**What is asked**: Below is a listing; write it out exactly and drop any images from it.

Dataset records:
------------------------------------------------

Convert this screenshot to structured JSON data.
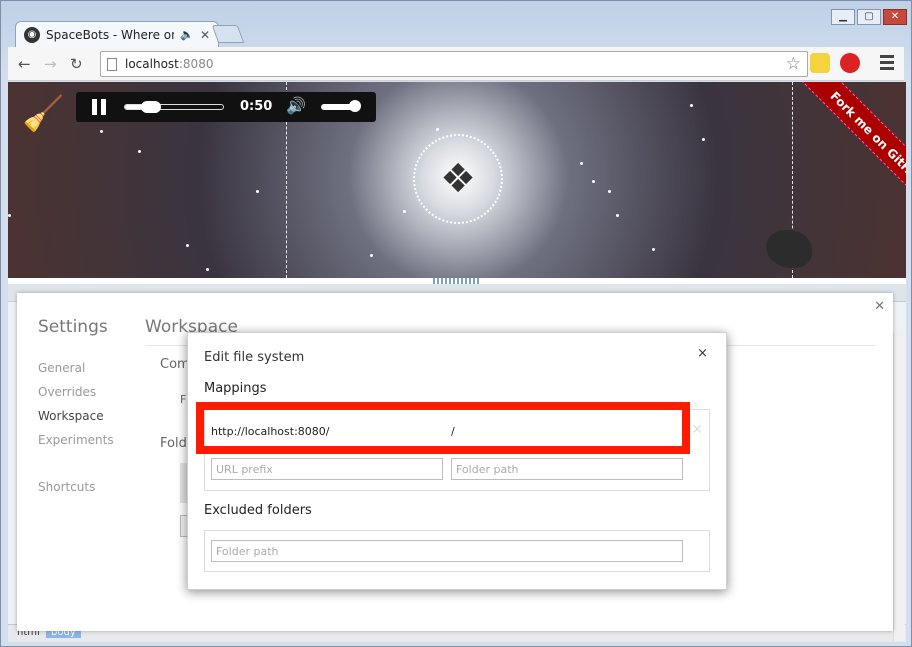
{
  "browser": {
    "tab_title": "SpaceBots - Where on",
    "url_host": "localhost",
    "url_port": ":8080"
  },
  "game": {
    "player_time": "0:50",
    "seek_progress": 0.2,
    "volume_level": 0.85,
    "ribbon_text": "Fork me on GitHub"
  },
  "settings": {
    "title": "Settings",
    "nav": [
      "General",
      "Overrides",
      "Workspace",
      "Experiments"
    ],
    "nav_extra": "Shortcuts",
    "selected": "Workspace",
    "panel_title": "Workspace",
    "section_1": "Com",
    "section_1_sub": "F",
    "section_2": "Fold"
  },
  "devtools": {
    "breadcrumb": [
      "html",
      "body"
    ]
  },
  "dialog": {
    "title": "Edit file system",
    "close_label": "×",
    "mappings_heading": "Mappings",
    "mapping": {
      "url_prefix": "http://localhost:8080/",
      "folder_path": "/"
    },
    "new_url_placeholder": "URL prefix",
    "new_folder_placeholder": "Folder path",
    "excluded_heading": "Excluded folders",
    "excluded_placeholder": "Folder path"
  },
  "colors": {
    "highlight": "#ff1a00",
    "ribbon": "#aa0000"
  }
}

------------------------------------------------

**Output**:
Convert this screenshot to structured JSON data.
{
  "browser": {
    "tab_title": "SpaceBots - Where on",
    "url_host": "localhost",
    "url_port": ":8080"
  },
  "game": {
    "player_time": "0:50",
    "seek_progress": 0.2,
    "volume_level": 0.85,
    "ribbon_text": "Fork me on GitHub"
  },
  "settings": {
    "title": "Settings",
    "nav": [
      "General",
      "Overrides",
      "Workspace",
      "Experiments"
    ],
    "nav_extra": "Shortcuts",
    "selected": "Workspace",
    "panel_title": "Workspace",
    "section_1": "Com",
    "section_1_sub": "F",
    "section_2": "Fold"
  },
  "devtools": {
    "breadcrumb": [
      "html",
      "body"
    ]
  },
  "dialog": {
    "title": "Edit file system",
    "close_label": "×",
    "mappings_heading": "Mappings",
    "mapping": {
      "url_prefix": "http://localhost:8080/",
      "folder_path": "/"
    },
    "new_url_placeholder": "URL prefix",
    "new_folder_placeholder": "Folder path",
    "excluded_heading": "Excluded folders",
    "excluded_placeholder": "Folder path"
  },
  "colors": {
    "highlight": "#ff1a00",
    "ribbon": "#aa0000"
  }
}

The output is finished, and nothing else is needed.